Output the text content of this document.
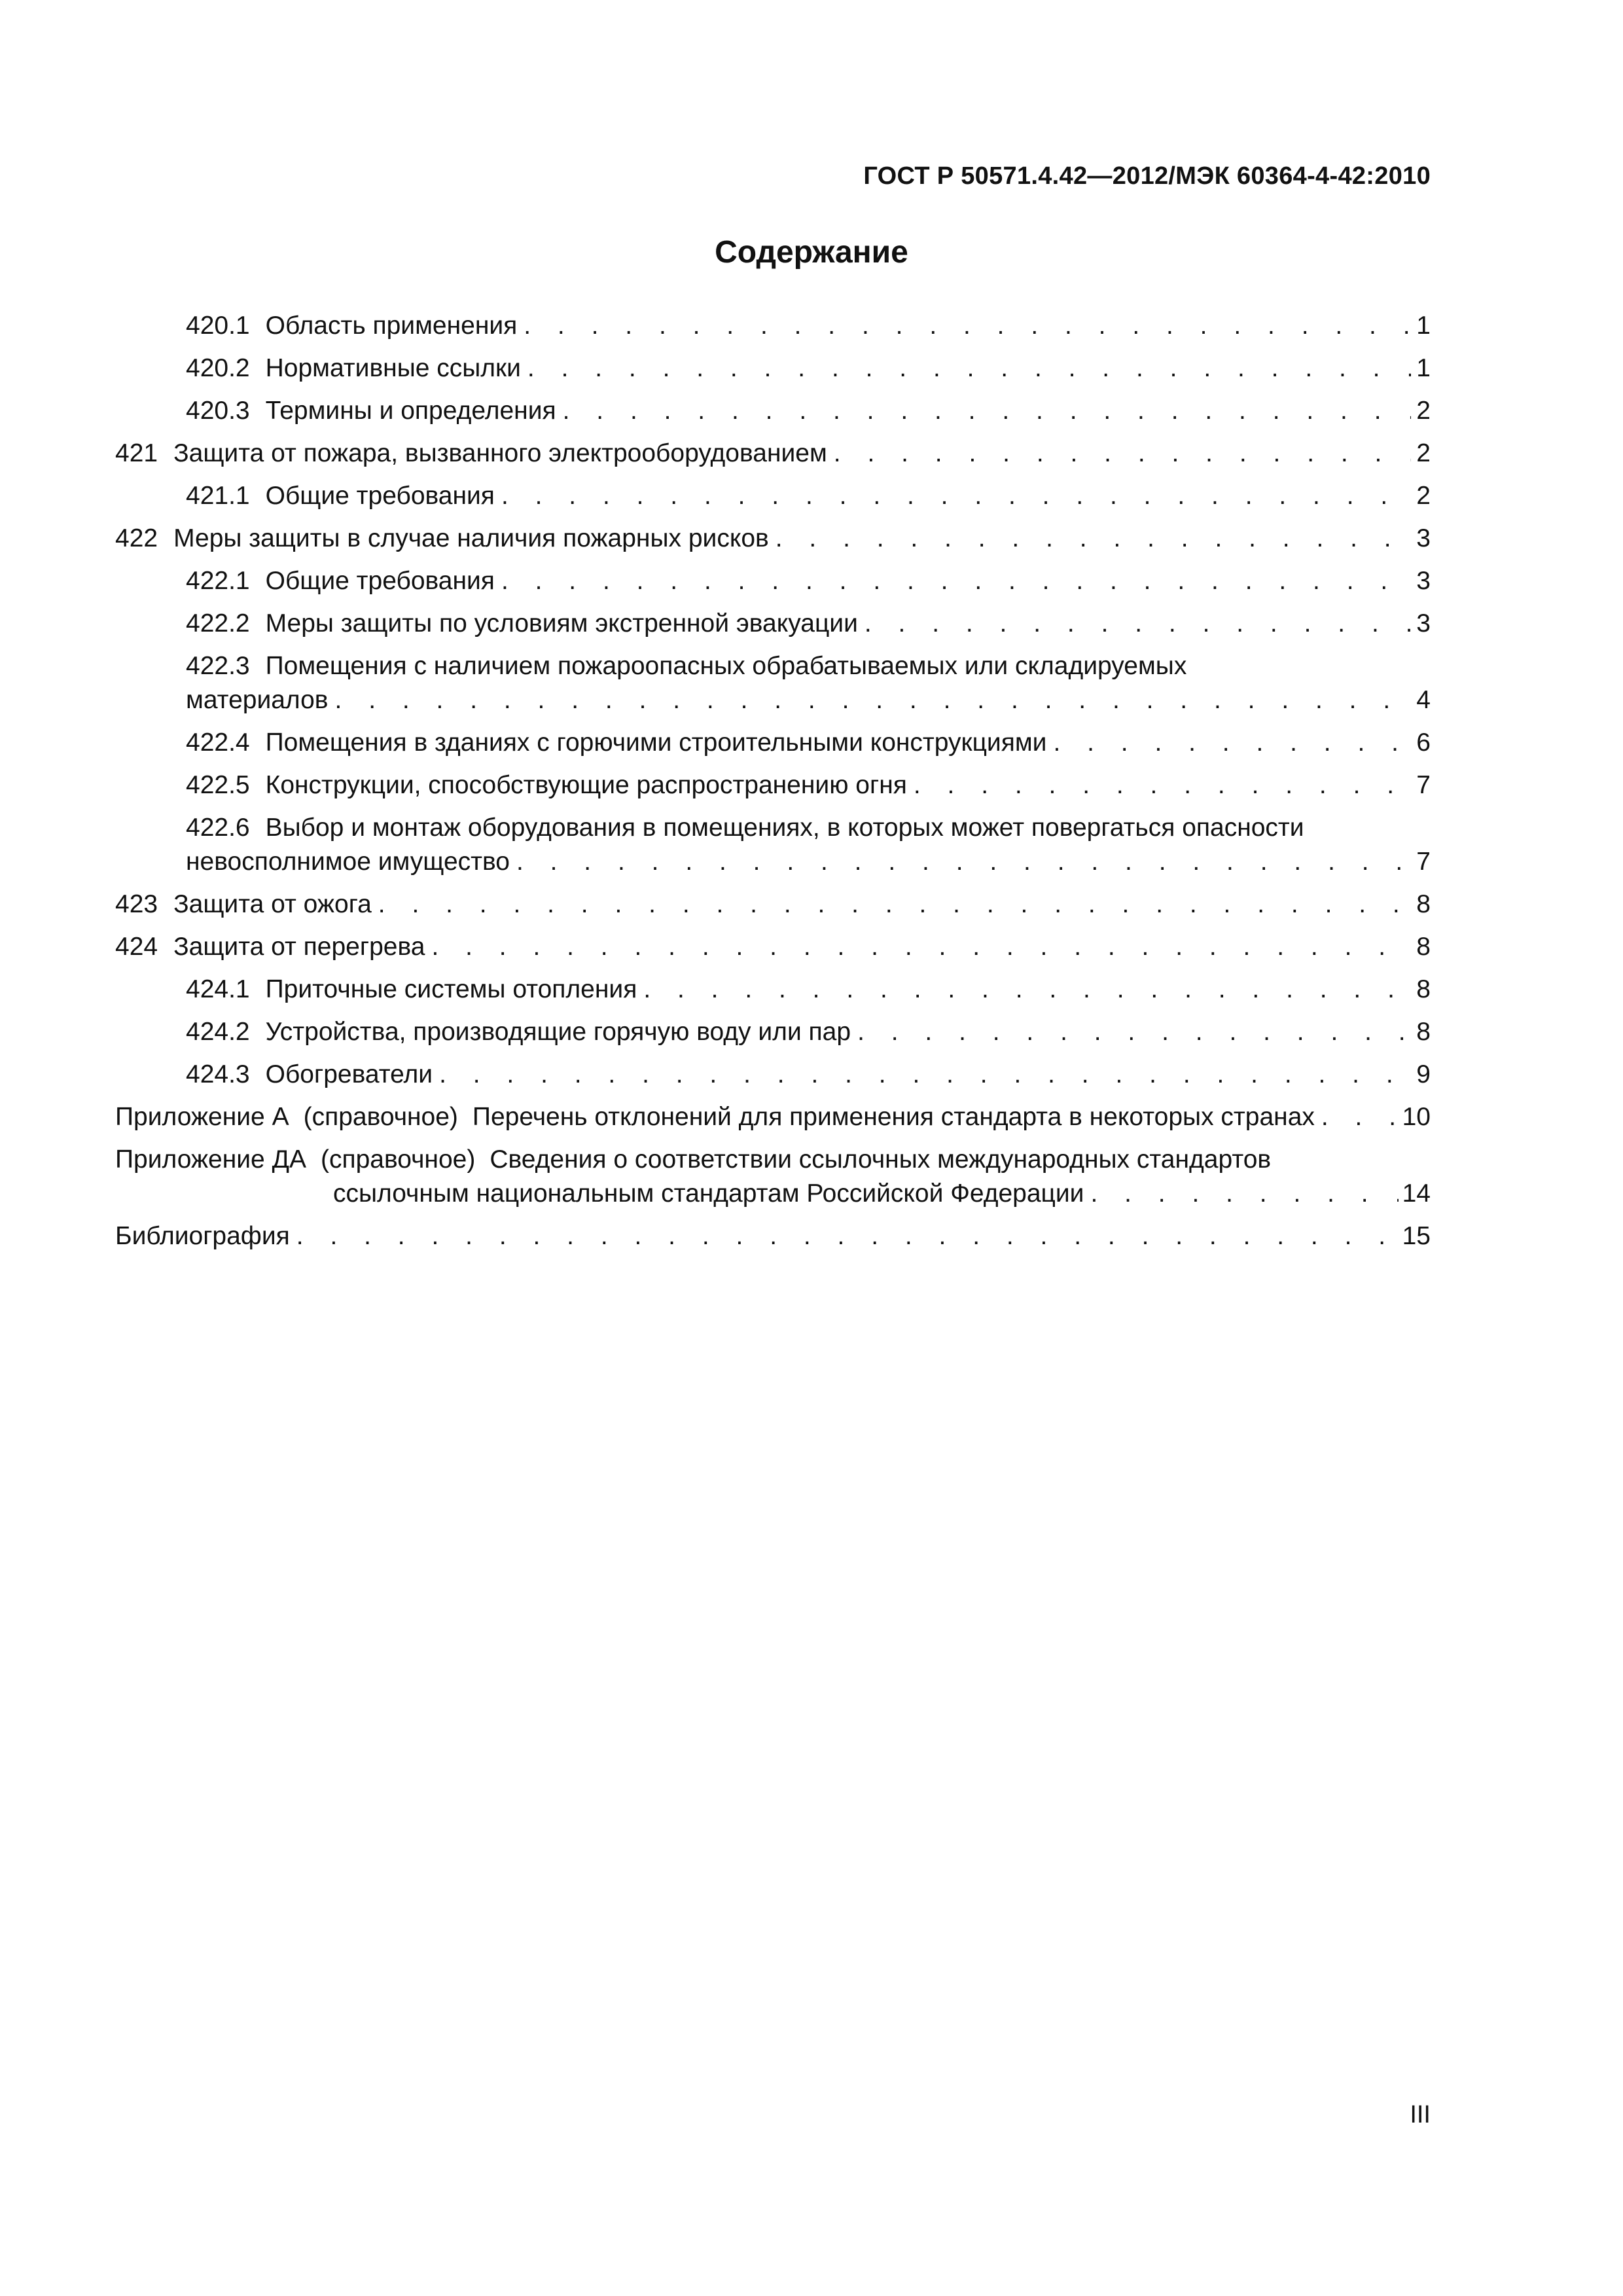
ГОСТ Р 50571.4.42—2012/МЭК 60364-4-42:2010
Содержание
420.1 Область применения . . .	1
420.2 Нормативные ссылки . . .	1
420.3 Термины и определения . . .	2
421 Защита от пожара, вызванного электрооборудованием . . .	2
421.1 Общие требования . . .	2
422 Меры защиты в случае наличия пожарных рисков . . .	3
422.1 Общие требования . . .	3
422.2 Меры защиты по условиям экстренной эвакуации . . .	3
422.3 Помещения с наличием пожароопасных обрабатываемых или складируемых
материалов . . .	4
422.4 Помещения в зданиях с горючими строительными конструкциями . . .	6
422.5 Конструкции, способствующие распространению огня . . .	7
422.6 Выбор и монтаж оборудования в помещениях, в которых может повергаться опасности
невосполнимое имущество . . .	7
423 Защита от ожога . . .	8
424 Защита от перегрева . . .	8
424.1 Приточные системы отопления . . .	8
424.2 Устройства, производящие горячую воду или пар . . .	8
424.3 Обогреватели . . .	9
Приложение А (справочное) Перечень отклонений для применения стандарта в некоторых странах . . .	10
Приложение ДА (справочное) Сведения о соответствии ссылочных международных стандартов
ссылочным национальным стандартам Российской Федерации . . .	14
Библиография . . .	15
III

--------

◆ **WHAT TO PRODUCE**
Of the lines in the data above, how many contain the word "справочное"? Give only that figure.

◆ **CORRECT OUTPUT**
2